** Begin **

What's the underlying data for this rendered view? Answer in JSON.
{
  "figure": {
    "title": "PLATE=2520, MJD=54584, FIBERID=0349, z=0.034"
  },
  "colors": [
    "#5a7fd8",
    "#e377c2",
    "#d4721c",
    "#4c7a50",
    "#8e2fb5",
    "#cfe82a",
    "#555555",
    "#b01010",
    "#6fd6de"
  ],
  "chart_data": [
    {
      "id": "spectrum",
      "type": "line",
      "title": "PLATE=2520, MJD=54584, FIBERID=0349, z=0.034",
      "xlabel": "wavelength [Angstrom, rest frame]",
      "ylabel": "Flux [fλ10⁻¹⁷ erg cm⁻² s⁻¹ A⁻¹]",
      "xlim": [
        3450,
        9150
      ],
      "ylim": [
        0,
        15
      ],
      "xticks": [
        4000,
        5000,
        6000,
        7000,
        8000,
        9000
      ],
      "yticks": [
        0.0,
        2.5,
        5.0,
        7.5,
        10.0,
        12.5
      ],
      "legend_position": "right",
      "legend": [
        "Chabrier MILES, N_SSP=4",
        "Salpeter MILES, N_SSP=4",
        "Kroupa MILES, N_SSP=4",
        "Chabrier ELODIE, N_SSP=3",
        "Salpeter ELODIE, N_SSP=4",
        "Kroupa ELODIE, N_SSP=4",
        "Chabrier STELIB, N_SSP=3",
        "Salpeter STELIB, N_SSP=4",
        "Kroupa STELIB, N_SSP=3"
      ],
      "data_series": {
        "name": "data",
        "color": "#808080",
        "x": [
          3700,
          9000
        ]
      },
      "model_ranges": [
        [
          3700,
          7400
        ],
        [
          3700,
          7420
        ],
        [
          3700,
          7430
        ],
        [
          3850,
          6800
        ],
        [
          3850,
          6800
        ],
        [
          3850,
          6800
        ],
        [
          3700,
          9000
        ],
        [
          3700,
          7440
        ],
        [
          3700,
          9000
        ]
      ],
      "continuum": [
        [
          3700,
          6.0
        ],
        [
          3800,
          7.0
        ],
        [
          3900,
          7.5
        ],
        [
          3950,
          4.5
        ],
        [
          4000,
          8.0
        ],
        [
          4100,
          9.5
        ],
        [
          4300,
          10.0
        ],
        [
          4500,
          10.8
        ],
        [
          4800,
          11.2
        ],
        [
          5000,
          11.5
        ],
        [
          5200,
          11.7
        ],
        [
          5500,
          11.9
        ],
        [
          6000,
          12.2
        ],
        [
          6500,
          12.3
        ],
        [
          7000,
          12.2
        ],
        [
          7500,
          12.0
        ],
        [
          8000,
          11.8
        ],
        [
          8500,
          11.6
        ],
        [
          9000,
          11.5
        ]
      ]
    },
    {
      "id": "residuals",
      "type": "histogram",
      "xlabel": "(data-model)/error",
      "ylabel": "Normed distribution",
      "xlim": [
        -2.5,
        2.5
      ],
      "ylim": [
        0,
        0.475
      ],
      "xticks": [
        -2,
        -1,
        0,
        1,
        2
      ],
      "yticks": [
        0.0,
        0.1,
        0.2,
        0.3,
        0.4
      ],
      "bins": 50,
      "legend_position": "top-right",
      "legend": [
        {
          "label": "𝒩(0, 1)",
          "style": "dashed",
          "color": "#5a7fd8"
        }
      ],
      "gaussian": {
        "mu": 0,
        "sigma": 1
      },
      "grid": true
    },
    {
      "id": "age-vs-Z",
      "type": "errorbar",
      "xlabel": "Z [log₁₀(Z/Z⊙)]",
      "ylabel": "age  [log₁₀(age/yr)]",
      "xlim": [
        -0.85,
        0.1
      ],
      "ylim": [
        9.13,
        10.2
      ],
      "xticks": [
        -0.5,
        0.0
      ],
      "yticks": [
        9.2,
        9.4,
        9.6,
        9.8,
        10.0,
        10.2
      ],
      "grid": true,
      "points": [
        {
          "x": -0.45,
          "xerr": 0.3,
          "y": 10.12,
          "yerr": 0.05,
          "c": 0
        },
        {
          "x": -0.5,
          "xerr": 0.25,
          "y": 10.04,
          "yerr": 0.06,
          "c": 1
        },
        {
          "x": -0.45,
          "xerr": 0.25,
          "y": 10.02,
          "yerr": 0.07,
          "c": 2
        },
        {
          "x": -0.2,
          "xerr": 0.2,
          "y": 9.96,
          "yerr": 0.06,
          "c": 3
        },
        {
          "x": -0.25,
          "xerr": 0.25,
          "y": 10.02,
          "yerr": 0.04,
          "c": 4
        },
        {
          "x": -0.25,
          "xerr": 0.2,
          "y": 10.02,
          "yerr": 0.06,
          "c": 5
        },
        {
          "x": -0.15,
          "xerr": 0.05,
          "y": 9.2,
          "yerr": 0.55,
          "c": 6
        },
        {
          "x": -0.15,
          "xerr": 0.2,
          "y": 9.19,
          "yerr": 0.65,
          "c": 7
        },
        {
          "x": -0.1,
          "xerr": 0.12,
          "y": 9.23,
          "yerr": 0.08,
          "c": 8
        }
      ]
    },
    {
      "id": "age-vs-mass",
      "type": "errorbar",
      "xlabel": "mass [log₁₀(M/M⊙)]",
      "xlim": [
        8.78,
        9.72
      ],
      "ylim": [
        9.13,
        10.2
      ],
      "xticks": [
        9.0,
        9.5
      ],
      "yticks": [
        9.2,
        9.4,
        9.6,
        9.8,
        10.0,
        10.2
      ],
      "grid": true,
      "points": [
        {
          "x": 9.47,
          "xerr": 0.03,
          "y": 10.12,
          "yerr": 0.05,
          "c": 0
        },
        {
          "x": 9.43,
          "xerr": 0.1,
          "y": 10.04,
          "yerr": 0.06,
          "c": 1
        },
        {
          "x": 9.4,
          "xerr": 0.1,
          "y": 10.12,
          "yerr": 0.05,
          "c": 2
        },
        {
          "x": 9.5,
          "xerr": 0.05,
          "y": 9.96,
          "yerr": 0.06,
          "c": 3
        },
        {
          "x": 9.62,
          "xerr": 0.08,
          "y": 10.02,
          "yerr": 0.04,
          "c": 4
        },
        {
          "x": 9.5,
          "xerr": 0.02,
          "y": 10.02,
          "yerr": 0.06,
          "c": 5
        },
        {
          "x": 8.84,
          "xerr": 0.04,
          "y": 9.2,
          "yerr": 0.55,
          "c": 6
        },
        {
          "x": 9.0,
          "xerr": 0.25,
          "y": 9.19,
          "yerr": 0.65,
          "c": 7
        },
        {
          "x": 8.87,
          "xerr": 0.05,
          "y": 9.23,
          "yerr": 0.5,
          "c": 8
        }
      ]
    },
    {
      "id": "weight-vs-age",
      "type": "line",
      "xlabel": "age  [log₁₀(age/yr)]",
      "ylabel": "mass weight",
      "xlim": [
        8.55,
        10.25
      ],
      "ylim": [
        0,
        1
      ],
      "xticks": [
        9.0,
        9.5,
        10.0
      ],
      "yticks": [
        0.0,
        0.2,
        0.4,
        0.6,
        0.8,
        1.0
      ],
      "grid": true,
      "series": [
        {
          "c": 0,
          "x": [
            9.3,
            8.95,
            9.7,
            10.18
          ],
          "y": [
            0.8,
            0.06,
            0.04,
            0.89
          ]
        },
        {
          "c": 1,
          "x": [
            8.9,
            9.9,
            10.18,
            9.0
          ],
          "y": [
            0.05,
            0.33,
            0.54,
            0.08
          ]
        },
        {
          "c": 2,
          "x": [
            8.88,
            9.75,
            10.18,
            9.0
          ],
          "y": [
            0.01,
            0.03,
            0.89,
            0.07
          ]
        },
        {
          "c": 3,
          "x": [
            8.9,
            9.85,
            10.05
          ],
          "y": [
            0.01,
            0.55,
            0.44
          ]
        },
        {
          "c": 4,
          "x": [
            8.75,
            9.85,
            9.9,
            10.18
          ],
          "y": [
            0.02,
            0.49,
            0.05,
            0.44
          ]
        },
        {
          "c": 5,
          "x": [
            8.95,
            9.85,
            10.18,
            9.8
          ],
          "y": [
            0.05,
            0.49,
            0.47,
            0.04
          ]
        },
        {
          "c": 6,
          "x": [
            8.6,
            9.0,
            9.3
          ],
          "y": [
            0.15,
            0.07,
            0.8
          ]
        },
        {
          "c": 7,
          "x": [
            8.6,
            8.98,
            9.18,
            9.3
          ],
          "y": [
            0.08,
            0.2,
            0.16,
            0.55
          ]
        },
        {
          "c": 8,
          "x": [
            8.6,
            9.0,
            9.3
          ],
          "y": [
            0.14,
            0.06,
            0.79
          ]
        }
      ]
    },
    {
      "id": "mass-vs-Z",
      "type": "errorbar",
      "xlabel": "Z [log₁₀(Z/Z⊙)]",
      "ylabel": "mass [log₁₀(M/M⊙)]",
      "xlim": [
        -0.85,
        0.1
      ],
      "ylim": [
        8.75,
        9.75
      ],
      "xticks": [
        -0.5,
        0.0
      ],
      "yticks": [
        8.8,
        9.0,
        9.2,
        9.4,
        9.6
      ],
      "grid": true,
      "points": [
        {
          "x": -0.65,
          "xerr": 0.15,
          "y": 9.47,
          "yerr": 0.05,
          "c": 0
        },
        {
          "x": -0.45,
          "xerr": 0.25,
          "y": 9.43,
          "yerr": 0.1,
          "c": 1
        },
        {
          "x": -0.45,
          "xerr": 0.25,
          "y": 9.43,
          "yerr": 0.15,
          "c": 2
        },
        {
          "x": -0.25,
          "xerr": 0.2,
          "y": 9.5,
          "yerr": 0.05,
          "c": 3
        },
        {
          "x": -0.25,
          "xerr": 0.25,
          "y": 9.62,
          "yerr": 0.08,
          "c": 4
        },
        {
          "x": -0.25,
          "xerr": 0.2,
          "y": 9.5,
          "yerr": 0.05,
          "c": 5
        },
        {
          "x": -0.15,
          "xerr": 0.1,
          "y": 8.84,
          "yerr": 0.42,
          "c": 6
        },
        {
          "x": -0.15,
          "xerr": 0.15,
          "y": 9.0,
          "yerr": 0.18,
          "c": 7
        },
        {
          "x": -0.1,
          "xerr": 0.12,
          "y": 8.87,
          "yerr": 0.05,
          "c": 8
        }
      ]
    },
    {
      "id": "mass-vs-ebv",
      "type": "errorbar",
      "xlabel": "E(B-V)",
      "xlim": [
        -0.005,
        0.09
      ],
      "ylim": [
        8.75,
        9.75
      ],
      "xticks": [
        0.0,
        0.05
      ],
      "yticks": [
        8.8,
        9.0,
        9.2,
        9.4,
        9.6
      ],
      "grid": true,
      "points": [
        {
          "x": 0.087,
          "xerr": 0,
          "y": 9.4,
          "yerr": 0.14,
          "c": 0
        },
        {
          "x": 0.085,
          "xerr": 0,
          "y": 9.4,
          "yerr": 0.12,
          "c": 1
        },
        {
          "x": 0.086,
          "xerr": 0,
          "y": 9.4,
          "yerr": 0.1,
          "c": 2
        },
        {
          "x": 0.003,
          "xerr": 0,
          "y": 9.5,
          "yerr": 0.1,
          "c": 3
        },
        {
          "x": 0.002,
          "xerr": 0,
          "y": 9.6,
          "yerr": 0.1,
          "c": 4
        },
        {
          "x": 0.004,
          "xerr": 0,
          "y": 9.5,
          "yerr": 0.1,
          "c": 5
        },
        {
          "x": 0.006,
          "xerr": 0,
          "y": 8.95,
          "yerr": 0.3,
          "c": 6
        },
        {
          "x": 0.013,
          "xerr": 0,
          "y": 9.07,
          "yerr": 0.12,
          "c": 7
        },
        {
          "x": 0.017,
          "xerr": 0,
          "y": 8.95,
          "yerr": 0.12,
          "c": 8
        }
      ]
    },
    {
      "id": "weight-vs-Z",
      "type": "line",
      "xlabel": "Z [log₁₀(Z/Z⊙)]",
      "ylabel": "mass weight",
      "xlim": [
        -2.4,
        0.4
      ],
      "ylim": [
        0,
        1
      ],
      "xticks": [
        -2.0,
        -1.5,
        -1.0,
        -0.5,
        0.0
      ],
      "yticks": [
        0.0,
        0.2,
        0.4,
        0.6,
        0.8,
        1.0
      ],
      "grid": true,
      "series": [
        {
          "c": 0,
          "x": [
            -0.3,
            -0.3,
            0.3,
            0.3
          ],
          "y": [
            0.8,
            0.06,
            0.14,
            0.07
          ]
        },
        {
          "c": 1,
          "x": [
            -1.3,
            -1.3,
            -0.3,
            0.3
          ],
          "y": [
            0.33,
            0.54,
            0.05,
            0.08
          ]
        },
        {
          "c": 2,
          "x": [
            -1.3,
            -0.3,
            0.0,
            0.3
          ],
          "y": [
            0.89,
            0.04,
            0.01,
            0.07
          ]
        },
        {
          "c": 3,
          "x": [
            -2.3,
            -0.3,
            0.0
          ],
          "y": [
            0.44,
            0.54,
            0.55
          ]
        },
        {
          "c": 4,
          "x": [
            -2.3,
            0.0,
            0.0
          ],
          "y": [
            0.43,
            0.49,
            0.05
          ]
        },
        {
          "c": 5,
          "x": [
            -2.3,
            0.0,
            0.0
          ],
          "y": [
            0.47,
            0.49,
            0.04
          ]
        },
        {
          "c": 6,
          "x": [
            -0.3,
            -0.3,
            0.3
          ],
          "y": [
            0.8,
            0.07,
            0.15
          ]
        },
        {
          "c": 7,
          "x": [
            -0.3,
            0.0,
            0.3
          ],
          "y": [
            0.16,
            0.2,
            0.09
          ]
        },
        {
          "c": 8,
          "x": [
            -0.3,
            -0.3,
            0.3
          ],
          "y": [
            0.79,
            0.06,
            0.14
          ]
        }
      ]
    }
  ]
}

** End **

> DIRECTIVE: Count the lines above that contain the word "ELODIE", and reply with only that number.

> PROBLEM SOLUTION: 3